* [TASK REQUIREMENTS] Pull out each line of the data that includes the word "Returns".

-- -- --

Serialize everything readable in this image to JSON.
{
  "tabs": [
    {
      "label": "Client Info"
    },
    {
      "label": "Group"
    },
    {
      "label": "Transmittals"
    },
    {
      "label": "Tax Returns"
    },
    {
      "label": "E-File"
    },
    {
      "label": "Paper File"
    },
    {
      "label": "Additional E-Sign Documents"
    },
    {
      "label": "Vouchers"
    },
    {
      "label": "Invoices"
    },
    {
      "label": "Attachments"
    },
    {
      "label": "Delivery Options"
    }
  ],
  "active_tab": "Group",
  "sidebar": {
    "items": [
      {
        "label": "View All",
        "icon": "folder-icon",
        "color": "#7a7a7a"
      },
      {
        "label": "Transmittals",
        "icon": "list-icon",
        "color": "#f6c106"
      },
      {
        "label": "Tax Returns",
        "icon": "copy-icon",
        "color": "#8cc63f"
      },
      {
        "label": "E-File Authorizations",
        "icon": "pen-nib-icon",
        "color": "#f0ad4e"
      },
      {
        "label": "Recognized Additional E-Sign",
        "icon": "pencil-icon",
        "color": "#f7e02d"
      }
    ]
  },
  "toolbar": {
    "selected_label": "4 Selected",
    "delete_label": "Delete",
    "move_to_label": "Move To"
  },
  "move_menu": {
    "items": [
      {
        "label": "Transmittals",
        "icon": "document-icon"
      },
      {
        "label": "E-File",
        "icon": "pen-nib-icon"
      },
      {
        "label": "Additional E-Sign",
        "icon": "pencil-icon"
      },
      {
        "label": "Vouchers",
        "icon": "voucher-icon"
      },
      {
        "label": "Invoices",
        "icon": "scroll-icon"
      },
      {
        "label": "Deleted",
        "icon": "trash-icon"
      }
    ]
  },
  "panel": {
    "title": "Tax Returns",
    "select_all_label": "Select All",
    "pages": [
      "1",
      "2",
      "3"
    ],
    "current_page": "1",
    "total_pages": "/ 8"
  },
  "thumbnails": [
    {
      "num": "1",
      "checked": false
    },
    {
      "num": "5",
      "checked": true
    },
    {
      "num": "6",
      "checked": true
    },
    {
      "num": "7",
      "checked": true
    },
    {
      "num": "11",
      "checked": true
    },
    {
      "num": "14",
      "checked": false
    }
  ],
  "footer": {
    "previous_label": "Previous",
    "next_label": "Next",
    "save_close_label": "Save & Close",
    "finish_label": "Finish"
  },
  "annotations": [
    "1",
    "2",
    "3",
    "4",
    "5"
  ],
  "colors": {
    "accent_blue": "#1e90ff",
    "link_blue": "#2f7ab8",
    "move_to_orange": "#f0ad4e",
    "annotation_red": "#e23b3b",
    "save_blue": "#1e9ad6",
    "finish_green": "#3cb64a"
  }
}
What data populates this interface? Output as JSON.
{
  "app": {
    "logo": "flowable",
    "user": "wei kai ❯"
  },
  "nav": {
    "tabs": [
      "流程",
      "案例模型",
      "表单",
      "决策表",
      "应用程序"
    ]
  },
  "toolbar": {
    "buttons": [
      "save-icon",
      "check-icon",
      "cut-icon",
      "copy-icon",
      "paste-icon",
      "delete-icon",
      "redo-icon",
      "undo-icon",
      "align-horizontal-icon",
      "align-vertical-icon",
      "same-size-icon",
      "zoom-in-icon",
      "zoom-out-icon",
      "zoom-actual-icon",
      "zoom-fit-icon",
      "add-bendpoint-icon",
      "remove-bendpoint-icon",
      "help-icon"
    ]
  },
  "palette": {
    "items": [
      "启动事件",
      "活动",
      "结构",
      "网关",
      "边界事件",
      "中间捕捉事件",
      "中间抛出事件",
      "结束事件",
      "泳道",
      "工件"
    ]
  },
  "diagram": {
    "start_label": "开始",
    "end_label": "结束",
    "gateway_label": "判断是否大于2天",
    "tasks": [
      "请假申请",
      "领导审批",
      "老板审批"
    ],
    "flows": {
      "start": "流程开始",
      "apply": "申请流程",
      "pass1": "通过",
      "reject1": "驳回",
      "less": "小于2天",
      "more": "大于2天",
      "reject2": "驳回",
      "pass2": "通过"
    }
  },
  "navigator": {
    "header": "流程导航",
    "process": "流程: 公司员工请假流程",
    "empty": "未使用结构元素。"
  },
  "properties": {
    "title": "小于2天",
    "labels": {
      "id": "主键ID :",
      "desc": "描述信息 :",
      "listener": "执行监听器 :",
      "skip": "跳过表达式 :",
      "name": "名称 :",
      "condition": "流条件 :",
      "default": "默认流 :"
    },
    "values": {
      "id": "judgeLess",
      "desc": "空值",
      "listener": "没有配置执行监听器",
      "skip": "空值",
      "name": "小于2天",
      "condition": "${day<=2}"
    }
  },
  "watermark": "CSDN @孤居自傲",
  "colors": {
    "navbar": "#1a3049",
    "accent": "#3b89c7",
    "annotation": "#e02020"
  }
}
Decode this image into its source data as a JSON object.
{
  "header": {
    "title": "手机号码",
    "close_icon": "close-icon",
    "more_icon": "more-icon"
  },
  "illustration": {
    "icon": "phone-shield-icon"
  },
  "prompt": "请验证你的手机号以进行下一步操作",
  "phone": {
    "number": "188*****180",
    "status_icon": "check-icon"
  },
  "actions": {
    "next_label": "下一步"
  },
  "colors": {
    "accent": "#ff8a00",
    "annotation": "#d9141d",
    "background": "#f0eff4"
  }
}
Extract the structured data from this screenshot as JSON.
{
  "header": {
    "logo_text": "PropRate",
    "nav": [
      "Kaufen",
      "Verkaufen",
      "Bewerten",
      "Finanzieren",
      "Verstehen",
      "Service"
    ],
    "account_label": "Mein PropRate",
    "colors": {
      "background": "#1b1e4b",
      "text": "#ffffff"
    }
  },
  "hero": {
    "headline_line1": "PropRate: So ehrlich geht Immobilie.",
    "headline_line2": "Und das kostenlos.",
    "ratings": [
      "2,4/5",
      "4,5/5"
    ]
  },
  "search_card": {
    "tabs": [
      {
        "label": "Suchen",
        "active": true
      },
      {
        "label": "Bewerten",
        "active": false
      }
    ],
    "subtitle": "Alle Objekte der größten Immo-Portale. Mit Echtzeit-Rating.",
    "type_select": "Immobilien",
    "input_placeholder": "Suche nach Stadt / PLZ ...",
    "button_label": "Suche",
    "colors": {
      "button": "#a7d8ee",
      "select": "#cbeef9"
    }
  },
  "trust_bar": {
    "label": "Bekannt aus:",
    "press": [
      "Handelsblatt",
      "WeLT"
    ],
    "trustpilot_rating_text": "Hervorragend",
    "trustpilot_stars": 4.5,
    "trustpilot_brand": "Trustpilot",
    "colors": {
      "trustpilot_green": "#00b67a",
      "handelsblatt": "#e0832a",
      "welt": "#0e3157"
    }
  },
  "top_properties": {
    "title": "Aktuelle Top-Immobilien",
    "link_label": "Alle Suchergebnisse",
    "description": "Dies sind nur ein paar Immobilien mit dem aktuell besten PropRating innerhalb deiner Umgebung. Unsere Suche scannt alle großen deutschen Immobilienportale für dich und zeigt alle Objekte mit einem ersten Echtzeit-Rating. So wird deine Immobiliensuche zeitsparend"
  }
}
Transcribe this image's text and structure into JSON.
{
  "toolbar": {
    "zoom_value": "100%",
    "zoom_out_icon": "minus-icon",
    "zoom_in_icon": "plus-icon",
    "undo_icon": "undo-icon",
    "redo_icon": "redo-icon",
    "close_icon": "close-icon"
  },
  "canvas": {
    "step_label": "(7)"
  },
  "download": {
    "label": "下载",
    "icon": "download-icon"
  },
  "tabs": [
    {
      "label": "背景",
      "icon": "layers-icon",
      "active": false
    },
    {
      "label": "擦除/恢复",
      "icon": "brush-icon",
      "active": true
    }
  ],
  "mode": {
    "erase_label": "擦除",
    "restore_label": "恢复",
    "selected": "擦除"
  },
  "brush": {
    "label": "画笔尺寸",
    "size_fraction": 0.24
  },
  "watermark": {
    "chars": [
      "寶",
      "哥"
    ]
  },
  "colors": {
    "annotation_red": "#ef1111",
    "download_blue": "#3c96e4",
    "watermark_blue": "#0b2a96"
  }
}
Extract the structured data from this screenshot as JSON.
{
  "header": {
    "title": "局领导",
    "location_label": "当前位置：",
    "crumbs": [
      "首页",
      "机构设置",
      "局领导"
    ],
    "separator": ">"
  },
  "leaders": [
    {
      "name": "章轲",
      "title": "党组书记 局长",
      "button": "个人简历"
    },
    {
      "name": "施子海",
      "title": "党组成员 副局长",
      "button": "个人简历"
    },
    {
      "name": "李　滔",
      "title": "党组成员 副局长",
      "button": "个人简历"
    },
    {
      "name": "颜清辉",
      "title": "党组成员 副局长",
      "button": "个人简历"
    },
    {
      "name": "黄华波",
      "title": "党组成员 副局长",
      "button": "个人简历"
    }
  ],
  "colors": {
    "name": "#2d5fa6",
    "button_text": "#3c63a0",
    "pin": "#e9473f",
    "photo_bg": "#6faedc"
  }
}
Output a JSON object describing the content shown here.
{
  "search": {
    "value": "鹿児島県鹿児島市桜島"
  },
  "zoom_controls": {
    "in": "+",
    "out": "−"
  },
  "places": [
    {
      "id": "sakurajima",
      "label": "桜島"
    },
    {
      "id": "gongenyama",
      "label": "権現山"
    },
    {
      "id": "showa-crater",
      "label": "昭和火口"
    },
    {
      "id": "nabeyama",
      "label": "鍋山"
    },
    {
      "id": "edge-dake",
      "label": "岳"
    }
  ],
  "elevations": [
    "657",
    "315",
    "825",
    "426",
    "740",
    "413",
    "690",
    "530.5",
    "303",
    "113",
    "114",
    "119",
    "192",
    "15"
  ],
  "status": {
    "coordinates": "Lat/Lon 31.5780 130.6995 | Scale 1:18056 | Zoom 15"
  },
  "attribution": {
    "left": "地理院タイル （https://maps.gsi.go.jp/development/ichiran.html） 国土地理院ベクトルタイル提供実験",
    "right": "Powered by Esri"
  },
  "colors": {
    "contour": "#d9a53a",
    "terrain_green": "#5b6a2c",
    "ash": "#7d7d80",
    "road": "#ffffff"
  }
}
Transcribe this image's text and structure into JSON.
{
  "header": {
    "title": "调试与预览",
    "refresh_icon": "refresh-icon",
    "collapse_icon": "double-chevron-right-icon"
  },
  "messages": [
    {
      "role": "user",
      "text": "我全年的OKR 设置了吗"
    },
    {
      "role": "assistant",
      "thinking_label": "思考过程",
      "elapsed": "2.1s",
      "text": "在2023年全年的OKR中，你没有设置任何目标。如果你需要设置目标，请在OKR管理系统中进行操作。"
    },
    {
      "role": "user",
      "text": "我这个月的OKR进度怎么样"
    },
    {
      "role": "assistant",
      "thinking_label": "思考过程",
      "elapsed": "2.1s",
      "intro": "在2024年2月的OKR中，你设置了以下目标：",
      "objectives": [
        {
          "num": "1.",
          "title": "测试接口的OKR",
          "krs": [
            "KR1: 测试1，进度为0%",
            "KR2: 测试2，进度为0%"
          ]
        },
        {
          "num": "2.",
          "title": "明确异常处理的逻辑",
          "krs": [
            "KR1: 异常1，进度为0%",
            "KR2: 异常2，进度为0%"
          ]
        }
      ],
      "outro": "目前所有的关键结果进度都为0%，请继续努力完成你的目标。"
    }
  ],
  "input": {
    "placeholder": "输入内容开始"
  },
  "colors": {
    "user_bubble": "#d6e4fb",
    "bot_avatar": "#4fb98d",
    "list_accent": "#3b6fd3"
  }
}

-- -- --

* [RESULT FOR THIS EXERCISE]
      "label": "Tax Returns"
        "label": "Tax Returns",
    "title": "Tax Returns",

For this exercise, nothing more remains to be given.